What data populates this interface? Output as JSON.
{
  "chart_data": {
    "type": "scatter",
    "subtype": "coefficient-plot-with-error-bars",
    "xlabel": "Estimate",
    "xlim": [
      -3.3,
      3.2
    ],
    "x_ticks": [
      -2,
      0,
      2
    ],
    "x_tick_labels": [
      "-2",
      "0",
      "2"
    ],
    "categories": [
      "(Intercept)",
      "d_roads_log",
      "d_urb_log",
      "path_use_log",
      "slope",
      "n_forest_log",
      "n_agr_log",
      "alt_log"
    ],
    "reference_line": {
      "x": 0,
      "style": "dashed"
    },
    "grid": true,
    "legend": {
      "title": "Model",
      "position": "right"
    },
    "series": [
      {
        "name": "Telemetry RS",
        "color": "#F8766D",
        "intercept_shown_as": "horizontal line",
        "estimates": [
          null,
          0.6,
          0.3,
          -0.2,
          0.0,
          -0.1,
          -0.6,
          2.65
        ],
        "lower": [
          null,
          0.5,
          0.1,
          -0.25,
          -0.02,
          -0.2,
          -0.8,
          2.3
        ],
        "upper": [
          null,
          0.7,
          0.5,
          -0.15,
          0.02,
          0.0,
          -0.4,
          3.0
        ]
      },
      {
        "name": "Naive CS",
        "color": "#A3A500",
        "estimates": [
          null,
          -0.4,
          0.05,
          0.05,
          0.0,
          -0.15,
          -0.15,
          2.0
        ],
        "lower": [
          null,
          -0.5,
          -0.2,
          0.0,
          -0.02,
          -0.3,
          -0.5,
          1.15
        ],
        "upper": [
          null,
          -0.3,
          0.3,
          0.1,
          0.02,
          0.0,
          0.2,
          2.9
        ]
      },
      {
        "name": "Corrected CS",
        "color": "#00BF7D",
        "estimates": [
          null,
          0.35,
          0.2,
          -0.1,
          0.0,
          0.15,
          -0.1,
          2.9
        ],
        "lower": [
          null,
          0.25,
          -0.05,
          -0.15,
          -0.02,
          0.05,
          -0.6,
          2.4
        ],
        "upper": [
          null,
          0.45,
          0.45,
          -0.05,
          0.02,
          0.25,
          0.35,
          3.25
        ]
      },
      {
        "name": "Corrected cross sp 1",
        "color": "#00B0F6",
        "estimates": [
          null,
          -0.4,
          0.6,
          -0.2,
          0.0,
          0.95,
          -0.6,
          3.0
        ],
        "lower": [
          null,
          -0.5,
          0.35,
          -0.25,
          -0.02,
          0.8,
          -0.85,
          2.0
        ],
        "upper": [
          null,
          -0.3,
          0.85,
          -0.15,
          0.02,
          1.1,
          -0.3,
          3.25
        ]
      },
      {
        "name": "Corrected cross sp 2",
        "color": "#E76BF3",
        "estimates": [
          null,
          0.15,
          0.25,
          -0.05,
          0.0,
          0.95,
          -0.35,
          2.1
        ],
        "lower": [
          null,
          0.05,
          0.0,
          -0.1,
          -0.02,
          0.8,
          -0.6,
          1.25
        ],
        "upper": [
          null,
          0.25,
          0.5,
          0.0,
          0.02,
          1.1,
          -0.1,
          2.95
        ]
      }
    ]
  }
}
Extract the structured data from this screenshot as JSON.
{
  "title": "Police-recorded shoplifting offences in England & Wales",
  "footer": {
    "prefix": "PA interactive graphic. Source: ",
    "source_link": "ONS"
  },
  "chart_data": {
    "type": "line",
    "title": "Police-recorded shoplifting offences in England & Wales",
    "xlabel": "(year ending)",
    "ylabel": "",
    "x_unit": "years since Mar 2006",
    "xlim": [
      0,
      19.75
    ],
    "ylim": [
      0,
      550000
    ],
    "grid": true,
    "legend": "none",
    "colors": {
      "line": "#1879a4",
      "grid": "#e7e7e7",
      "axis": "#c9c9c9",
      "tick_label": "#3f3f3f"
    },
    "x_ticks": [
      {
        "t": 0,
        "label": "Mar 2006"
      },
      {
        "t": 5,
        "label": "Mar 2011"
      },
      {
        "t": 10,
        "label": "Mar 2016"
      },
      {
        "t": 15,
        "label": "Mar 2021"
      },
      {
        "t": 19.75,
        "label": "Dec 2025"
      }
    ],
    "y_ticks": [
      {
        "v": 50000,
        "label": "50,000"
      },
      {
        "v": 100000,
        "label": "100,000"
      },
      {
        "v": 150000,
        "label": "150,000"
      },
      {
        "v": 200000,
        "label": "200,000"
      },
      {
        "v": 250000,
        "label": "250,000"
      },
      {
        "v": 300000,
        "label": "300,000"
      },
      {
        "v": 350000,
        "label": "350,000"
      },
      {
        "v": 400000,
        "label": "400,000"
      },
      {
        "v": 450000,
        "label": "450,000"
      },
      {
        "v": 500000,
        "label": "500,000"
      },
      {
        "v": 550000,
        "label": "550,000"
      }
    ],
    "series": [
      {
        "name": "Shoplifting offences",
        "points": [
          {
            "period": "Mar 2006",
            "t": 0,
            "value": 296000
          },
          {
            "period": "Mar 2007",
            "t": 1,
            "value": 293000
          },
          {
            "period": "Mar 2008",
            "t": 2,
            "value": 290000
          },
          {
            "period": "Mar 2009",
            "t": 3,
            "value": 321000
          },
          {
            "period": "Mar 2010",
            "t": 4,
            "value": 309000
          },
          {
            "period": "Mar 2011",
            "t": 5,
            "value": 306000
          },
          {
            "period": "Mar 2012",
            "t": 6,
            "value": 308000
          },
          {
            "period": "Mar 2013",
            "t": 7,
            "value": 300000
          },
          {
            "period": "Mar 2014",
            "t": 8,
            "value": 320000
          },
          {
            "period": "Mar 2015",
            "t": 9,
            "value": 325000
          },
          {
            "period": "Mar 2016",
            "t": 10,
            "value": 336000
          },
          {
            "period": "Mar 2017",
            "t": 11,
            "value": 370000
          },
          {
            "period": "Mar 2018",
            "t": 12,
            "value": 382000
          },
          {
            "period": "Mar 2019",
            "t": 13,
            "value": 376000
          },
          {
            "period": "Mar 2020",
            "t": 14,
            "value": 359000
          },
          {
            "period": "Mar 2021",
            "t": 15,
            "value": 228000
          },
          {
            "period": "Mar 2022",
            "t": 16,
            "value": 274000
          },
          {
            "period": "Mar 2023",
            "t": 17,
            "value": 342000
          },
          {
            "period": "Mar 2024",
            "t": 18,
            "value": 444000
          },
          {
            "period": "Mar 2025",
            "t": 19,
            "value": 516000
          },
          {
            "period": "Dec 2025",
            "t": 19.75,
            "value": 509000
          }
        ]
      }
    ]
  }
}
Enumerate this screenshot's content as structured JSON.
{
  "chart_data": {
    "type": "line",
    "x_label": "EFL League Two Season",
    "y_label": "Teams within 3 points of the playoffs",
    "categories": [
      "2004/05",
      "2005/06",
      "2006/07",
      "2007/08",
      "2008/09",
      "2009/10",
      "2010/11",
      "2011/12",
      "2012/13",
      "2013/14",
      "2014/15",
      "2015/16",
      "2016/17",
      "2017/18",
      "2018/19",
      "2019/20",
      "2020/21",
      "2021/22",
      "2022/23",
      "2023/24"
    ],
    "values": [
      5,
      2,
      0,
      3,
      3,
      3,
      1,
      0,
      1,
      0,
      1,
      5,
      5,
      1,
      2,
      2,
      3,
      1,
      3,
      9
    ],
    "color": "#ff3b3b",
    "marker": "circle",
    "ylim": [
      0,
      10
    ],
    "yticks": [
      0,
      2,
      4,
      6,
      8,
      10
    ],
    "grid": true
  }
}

OBJECTIVE: Return only those lines of the records that contain the string "JSON".

WRITTEN SOLUTION:
What data populates this interface? Output as JSON.
Extract the structured data from this screenshot as JSON.
Enumerate this screenshot's content as structured JSON.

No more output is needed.